• The exercise: Only the pictures are left out: repeat the rest of the entries exactly.

• Data for processing:

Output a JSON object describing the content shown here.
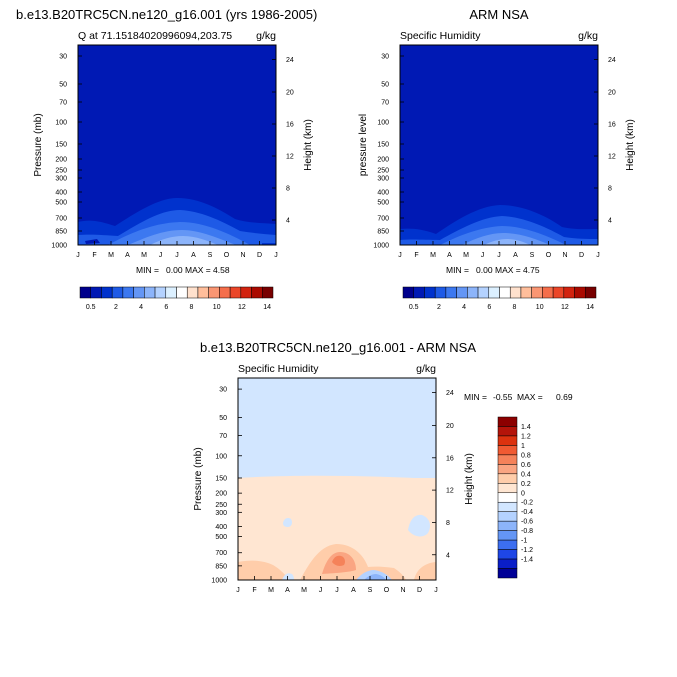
{
  "colors": {
    "abs_scale": [
      "#00008c",
      "#0019b4",
      "#0032cd",
      "#1e5ae6",
      "#3c78f0",
      "#6496f5",
      "#8cb4fa",
      "#b4d2ff",
      "#dcf0ff",
      "#ffffff",
      "#ffe1cd",
      "#ffbe9b",
      "#fa9673",
      "#f56e4b",
      "#eb4628",
      "#d2230f",
      "#aa0a00",
      "#780000"
    ],
    "diff_scale": [
      "#000096",
      "#0a1ec8",
      "#1e46e6",
      "#3c6ef0",
      "#6496f5",
      "#8cb4fa",
      "#b4d2ff",
      "#d2e6ff",
      "#ffffff",
      "#ffe6d2",
      "#ffcdaa",
      "#faa582",
      "#f5825a",
      "#f05a32",
      "#dc320f",
      "#b4140a",
      "#8c0000"
    ]
  },
  "chart_data": [
    {
      "name": "model",
      "type": "contour",
      "title": "b.e13.B20TRC5CN.ne120_g16.001 (yrs 1986-2005)",
      "left_label": "Q at 71.15184020996094,203.75",
      "right_label": "g/kg",
      "ylabel": "Pressure (mb)",
      "ylabel_right": "Height (km)",
      "x_ticks": [
        "J",
        "F",
        "M",
        "A",
        "M",
        "J",
        "J",
        "A",
        "S",
        "O",
        "N",
        "D",
        "J"
      ],
      "pressure_ticks": [
        "30",
        "50",
        "70",
        "100",
        "150",
        "200",
        "250",
        "300",
        "400",
        "500",
        "700",
        "850",
        "1000"
      ],
      "height_ticks": [
        "4",
        "8",
        "12",
        "16",
        "20",
        "24"
      ],
      "min_label": "MIN =",
      "min": "0.00",
      "max_label": "MAX =",
      "max": "4.58",
      "colorbar_labels": [
        "0.5",
        "2",
        "4",
        "6",
        "8",
        "10",
        "12",
        "14"
      ]
    },
    {
      "name": "obs",
      "type": "contour",
      "title": "ARM NSA",
      "left_label": "Specific Humidity",
      "right_label": "g/kg",
      "ylabel": "pressure level",
      "ylabel_right": "Height (km)",
      "x_ticks": [
        "J",
        "F",
        "M",
        "A",
        "M",
        "J",
        "J",
        "A",
        "S",
        "O",
        "N",
        "D",
        "J"
      ],
      "pressure_ticks": [
        "30",
        "50",
        "70",
        "100",
        "150",
        "200",
        "250",
        "300",
        "400",
        "500",
        "700",
        "850",
        "1000"
      ],
      "height_ticks": [
        "4",
        "8",
        "12",
        "16",
        "20",
        "24"
      ],
      "min_label": "MIN =",
      "min": "0.00",
      "max_label": "MAX =",
      "max": "4.75",
      "colorbar_labels": [
        "0.5",
        "2",
        "4",
        "6",
        "8",
        "10",
        "12",
        "14"
      ]
    },
    {
      "name": "difference",
      "type": "contour",
      "title": "b.e13.B20TRC5CN.ne120_g16.001 - ARM NSA",
      "left_label": "Specific Humidity",
      "right_label": "g/kg",
      "ylabel": "Pressure (mb)",
      "ylabel_right": "Height (km)",
      "x_ticks": [
        "J",
        "F",
        "M",
        "A",
        "M",
        "J",
        "J",
        "A",
        "S",
        "O",
        "N",
        "D",
        "J"
      ],
      "pressure_ticks": [
        "30",
        "50",
        "70",
        "100",
        "150",
        "200",
        "250",
        "300",
        "400",
        "500",
        "700",
        "850",
        "1000"
      ],
      "height_ticks": [
        "4",
        "8",
        "12",
        "16",
        "20",
        "24"
      ],
      "min_label": "MIN =",
      "min": "-0.55",
      "max_label": "MAX =",
      "max": "0.69",
      "colorbar_labels": [
        "1.4",
        "1.2",
        "1",
        "0.8",
        "0.6",
        "0.4",
        "0.2",
        "0",
        "-0.2",
        "-0.4",
        "-0.6",
        "-0.8",
        "-1",
        "-1.2",
        "-1.4"
      ]
    }
  ]
}
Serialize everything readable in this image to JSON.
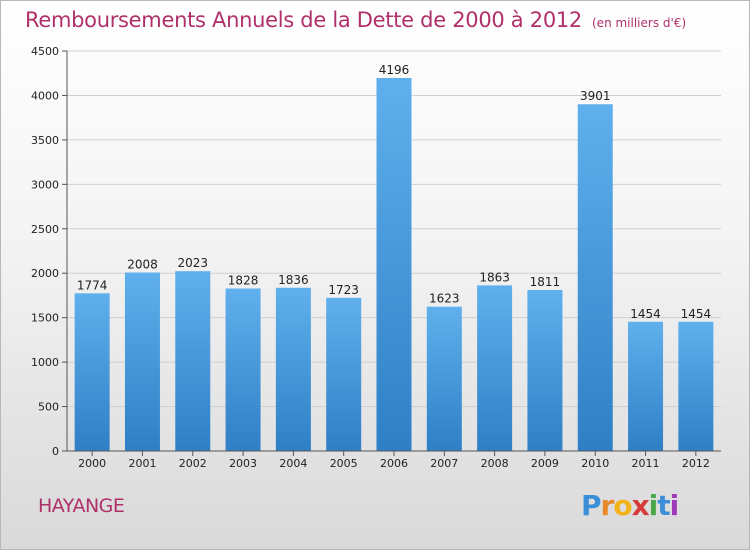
{
  "chart_data": {
    "type": "bar",
    "title": "Remboursements Annuels de la Dette de 2000 à 2012",
    "subtitle": "(en milliers d'€)",
    "categories": [
      "2000",
      "2001",
      "2002",
      "2003",
      "2004",
      "2005",
      "2006",
      "2007",
      "2008",
      "2009",
      "2010",
      "2011",
      "2012"
    ],
    "values": [
      1774,
      2008,
      2023,
      1828,
      1836,
      1723,
      4196,
      1623,
      1863,
      1811,
      3901,
      1454,
      1454
    ],
    "ylim": [
      0,
      4500
    ],
    "yticks": [
      0,
      500,
      1000,
      1500,
      2000,
      2500,
      3000,
      3500,
      4000,
      4500
    ],
    "grid": true,
    "bar_color": "#3a8fd6"
  },
  "city": "HAYANGE",
  "logo": {
    "letters": [
      "P",
      "r",
      "o",
      "x",
      "i",
      "t",
      "i"
    ],
    "colors": [
      "#3b8fd8",
      "#e8892b",
      "#f2b21a",
      "#d63b3b",
      "#4aa84a",
      "#3b8fd8",
      "#9b3bb8"
    ]
  }
}
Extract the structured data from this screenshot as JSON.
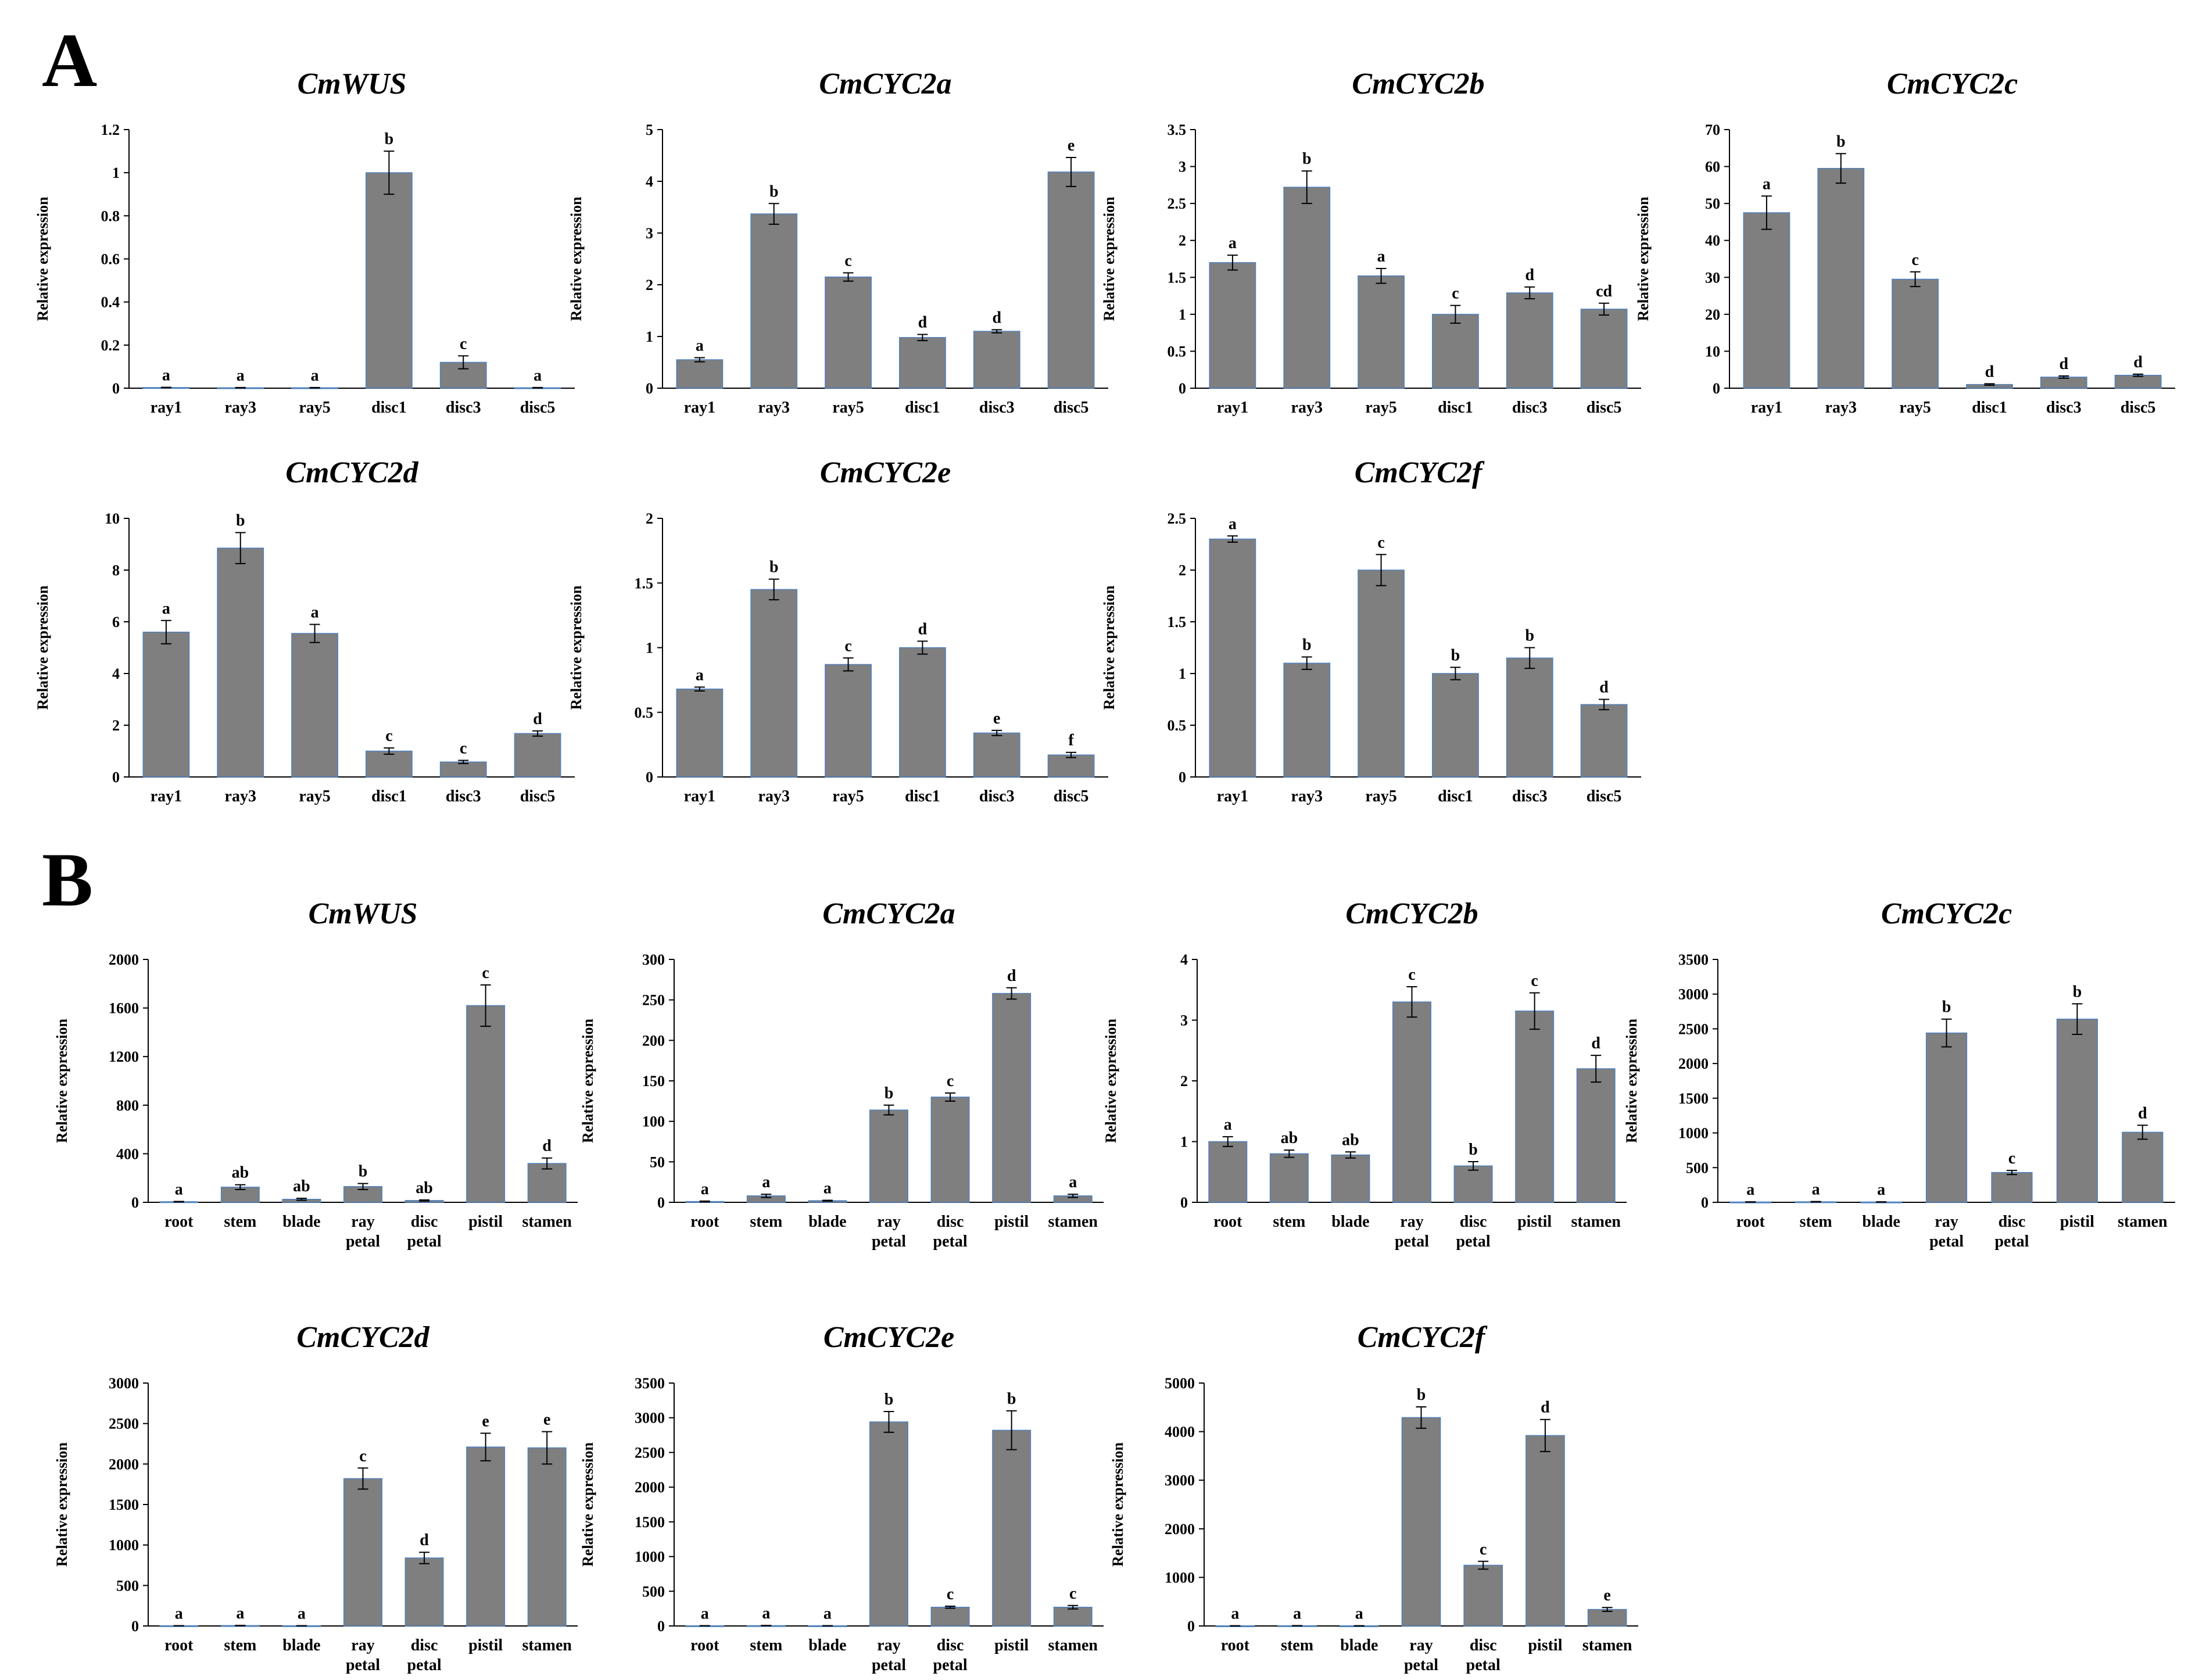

• Written solution:
Output a JSON object describing the content shown here.
{
  "colors": {
    "abs_scale": [
      "#00008c",
      "#0019b4",
      "#0032cd",
      "#1e5ae6",
      "#3c78f0",
      "#6496f5",
      "#8cb4fa",
      "#b4d2ff",
      "#dcf0ff",
      "#ffffff",
      "#ffe1cd",
      "#ffbe9b",
      "#fa9673",
      "#f56e4b",
      "#eb4628",
      "#d2230f",
      "#aa0a00",
      "#780000"
    ],
    "diff_scale": [
      "#000096",
      "#0a1ec8",
      "#1e46e6",
      "#3c6ef0",
      "#6496f5",
      "#8cb4fa",
      "#b4d2ff",
      "#d2e6ff",
      "#ffffff",
      "#ffe6d2",
      "#ffcdaa",
      "#faa582",
      "#f5825a",
      "#f05a32",
      "#dc320f",
      "#b4140a",
      "#8c0000"
    ]
  },
  "chart_data": [
    {
      "name": "model",
      "type": "contour",
      "title": "b.e13.B20TRC5CN.ne120_g16.001 (yrs 1986-2005)",
      "left_label": "Q at 71.15184020996094,203.75",
      "right_label": "g/kg",
      "ylabel": "Pressure (mb)",
      "ylabel_right": "Height (km)",
      "x_ticks": [
        "J",
        "F",
        "M",
        "A",
        "M",
        "J",
        "J",
        "A",
        "S",
        "O",
        "N",
        "D",
        "J"
      ],
      "pressure_ticks": [
        "30",
        "50",
        "70",
        "100",
        "150",
        "200",
        "250",
        "300",
        "400",
        "500",
        "700",
        "850",
        "1000"
      ],
      "height_ticks": [
        "4",
        "8",
        "12",
        "16",
        "20",
        "24"
      ],
      "min_label": "MIN =",
      "min": "0.00",
      "max_label": "MAX =",
      "max": "4.58",
      "colorbar_labels": [
        "0.5",
        "2",
        "4",
        "6",
        "8",
        "10",
        "12",
        "14"
      ]
    },
    {
      "name": "obs",
      "type": "contour",
      "title": "ARM NSA",
      "left_label": "Specific Humidity",
      "right_label": "g/kg",
      "ylabel": "pressure level",
      "ylabel_right": "Height (km)",
      "x_ticks": [
        "J",
        "F",
        "M",
        "A",
        "M",
        "J",
        "J",
        "A",
        "S",
        "O",
        "N",
        "D",
        "J"
      ],
      "pressure_ticks": [
        "30",
        "50",
        "70",
        "100",
        "150",
        "200",
        "250",
        "300",
        "400",
        "500",
        "700",
        "850",
        "1000"
      ],
      "height_ticks": [
        "4",
        "8",
        "12",
        "16",
        "20",
        "24"
      ],
      "min_label": "MIN =",
      "min": "0.00",
      "max_label": "MAX =",
      "max": "4.75",
      "colorbar_labels": [
        "0.5",
        "2",
        "4",
        "6",
        "8",
        "10",
        "12",
        "14"
      ]
    },
    {
      "name": "difference",
      "type": "contour",
      "title": "b.e13.B20TRC5CN.ne120_g16.001 - ARM NSA",
      "left_label": "Specific Humidity",
      "right_label": "g/kg",
      "ylabel": "Pressure (mb)",
      "ylabel_right": "Height (km)",
      "x_ticks": [
        "J",
        "F",
        "M",
        "A",
        "M",
        "J",
        "J",
        "A",
        "S",
        "O",
        "N",
        "D",
        "J"
      ],
      "pressure_ticks": [
        "30",
        "50",
        "70",
        "100",
        "150",
        "200",
        "250",
        "300",
        "400",
        "500",
        "700",
        "850",
        "1000"
      ],
      "height_ticks": [
        "4",
        "8",
        "12",
        "16",
        "20",
        "24"
      ],
      "min_label": "MIN =",
      "min": "-0.55",
      "max_label": "MAX =",
      "max": "0.69",
      "colorbar_labels": [
        "1.4",
        "1.2",
        "1",
        "0.8",
        "0.6",
        "0.4",
        "0.2",
        "0",
        "-0.2",
        "-0.4",
        "-0.6",
        "-0.8",
        "-1",
        "-1.2",
        "-1.4"
      ]
    }
  ]
}
Serialize everything readable in this image to JSON.
{
  "chart_data": {
    "type": "bar",
    "title": "Remboursements Annuels de la Dette de 2000 à 2012",
    "subtitle": "(en milliers d'€)",
    "categories": [
      "2000",
      "2001",
      "2002",
      "2003",
      "2004",
      "2005",
      "2006",
      "2007",
      "2008",
      "2009",
      "2010",
      "2011",
      "2012"
    ],
    "values": [
      1774,
      2008,
      2023,
      1828,
      1836,
      1723,
      4196,
      1623,
      1863,
      1811,
      3901,
      1454,
      1454
    ],
    "ylim": [
      0,
      4500
    ],
    "yticks": [
      0,
      500,
      1000,
      1500,
      2000,
      2500,
      3000,
      3500,
      4000,
      4500
    ],
    "grid": true,
    "bar_color": "#3a8fd6"
  },
  "city": "HAYANGE",
  "logo": {
    "letters": [
      "P",
      "r",
      "o",
      "x",
      "i",
      "t",
      "i"
    ],
    "colors": [
      "#3b8fd8",
      "#e8892b",
      "#f2b21a",
      "#d63b3b",
      "#4aa84a",
      "#3b8fd8",
      "#9b3bb8"
    ]
  }
}
Extract the structured data from this screenshot as JSON.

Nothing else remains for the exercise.